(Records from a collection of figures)

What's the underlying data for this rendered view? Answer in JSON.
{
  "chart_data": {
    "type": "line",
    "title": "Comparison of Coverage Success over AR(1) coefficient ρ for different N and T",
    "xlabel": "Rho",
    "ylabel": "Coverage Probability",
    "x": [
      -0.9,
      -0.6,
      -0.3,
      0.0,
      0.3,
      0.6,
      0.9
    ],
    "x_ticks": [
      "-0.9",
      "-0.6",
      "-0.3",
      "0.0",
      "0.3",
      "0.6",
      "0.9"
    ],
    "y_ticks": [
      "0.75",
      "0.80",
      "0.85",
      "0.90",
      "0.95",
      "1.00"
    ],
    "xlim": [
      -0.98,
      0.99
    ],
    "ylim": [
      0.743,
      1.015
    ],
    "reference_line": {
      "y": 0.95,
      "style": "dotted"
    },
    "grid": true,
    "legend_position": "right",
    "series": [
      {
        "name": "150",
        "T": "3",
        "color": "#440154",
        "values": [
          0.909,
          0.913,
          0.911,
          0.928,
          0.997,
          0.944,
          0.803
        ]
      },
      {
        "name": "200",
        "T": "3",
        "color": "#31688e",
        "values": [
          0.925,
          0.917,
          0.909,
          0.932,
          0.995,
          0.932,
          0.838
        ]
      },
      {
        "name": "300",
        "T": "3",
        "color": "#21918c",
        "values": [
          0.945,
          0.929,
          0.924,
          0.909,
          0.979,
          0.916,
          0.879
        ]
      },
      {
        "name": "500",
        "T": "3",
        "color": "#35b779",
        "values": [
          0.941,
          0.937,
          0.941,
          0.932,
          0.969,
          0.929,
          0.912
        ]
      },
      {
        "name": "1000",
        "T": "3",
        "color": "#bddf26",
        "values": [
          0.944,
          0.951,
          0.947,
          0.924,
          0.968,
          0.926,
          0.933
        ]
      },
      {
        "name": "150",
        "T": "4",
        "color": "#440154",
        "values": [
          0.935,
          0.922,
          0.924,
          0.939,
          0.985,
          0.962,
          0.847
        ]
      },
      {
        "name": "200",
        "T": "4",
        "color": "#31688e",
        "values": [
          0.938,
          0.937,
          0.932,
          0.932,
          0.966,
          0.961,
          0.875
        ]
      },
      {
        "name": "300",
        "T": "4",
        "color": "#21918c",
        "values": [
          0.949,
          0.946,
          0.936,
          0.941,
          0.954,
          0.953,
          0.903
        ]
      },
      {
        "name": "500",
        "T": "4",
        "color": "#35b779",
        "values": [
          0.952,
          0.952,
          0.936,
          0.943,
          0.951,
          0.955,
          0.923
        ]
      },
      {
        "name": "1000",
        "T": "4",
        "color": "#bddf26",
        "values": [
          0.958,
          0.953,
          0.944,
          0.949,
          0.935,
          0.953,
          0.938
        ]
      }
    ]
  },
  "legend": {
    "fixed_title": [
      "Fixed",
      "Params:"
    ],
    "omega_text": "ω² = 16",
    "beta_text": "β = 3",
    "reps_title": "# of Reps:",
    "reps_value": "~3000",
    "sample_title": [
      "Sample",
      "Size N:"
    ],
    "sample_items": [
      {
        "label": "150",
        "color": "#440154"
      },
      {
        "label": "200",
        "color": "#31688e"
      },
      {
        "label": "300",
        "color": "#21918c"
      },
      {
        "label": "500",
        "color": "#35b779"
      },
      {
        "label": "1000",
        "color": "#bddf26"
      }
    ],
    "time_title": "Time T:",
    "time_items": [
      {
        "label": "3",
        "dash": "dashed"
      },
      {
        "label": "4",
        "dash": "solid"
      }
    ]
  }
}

> [What to do]: Read through the entries and copy every line that includes "Coverage".

> [Exercise result]:
    "title": "Comparison of Coverage Success over AR(1) coefficient ρ for different N and T",
    "ylabel": "Coverage Probability",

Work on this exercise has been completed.